Given task: Print the listing below in its entirety, character for character.

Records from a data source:
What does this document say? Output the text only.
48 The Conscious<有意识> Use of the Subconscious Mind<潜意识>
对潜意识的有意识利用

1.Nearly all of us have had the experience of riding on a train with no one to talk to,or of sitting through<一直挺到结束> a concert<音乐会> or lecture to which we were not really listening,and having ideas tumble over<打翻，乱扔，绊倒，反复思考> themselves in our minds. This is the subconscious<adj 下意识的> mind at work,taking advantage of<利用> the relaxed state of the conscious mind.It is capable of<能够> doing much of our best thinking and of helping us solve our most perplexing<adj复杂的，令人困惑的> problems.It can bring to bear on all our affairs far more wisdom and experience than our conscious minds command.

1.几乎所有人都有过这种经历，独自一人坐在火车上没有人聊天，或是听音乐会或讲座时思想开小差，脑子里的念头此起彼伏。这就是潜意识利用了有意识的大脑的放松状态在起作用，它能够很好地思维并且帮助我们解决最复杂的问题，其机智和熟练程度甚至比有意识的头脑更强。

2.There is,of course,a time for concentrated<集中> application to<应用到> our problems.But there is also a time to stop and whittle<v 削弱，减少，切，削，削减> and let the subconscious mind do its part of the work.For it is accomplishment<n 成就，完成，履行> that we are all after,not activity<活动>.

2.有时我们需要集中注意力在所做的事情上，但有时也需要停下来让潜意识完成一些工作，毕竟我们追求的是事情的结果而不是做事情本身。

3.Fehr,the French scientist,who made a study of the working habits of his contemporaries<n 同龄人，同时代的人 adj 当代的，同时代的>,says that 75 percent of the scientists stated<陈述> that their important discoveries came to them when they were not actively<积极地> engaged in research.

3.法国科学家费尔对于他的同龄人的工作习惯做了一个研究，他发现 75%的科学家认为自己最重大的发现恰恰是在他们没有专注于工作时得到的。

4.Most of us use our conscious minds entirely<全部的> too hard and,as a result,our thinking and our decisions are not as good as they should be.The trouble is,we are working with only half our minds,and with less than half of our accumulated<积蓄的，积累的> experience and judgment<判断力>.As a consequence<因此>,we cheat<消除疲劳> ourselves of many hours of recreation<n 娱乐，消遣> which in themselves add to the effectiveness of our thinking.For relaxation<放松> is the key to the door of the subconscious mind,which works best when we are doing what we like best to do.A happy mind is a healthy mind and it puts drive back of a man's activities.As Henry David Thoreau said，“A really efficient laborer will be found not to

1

Answer for this exercise:
What does this document say? Output the text only.
48 The Conscious<有意识> Use of the Subconscious Mind<潜意识>
对潜意识的有意识利用

1.Nearly all of us have had the experience of riding on a train with no one to talk to,or of sitting through<一直挺到结束> a concert<音乐会> or lecture to which we were not really listening,and having ideas tumble over<打翻，乱扔，绊倒，反复思考> themselves in our minds. This is the subconscious<adj 下意识的> mind at work,taking advantage of<利用> the relaxed state of the conscious mind.It is capable of<能够> doing much of our best thinking and of helping us solve our most perplexing<adj复杂的，令人困惑的> problems.It can bring to bear on all our affairs far more wisdom and experience than our conscious minds command.

1.几乎所有人都有过这种经历，独自一人坐在火车上没有人聊天，或是听音乐会或讲座时思想开小差，脑子里的念头此起彼伏。这就是潜意识利用了有意识的大脑的放松状态在起作用，它能够很好地思维并且帮助我们解决最复杂的问题，其机智和熟练程度甚至比有意识的头脑更强。

2.There is,of course,a time for concentrated<集中> application to<应用到> our problems.But there is also a time to stop and whittle<v 削弱，减少，切，削，削减> and let the subconscious mind do its part of the work.For it is accomplishment<n 成就，完成，履行> that we are all after,not activity<活动>.

2.有时我们需要集中注意力在所做的事情上，但有时也需要停下来让潜意识完成一些工作，毕竟我们追求的是事情的结果而不是做事情本身。

3.Fehr,the French scientist,who made a study of the working habits of his contemporaries<n 同龄人，同时代的人 adj 当代的，同时代的>,says that 75 percent of the scientists stated<陈述> that their important discoveries came to them when they were not actively<积极地> engaged in research.

3.法国科学家费尔对于他的同龄人的工作习惯做了一个研究，他发现 75%的科学家认为自己最重大的发现恰恰是在他们没有专注于工作时得到的。

4.Most of us use our conscious minds entirely<全部的> too hard and,as a result,our thinking and our decisions are not as good as they should be.The trouble is,we are working with only half our minds,and with less than half of our accumulated<积蓄的，积累的> experience and judgment<判断力>.As a consequence<因此>,we cheat<消除疲劳> ourselves of many hours of recreation<n 娱乐，消遣> which in themselves add to the effectiveness of our thinking.For relaxation<放松> is the key to the door of the subconscious mind,which works best when we are doing what we like best to do.A happy mind is a healthy mind and it puts drive back of a man's activities.As Henry David Thoreau said，“A really efficient laborer will be found not to

1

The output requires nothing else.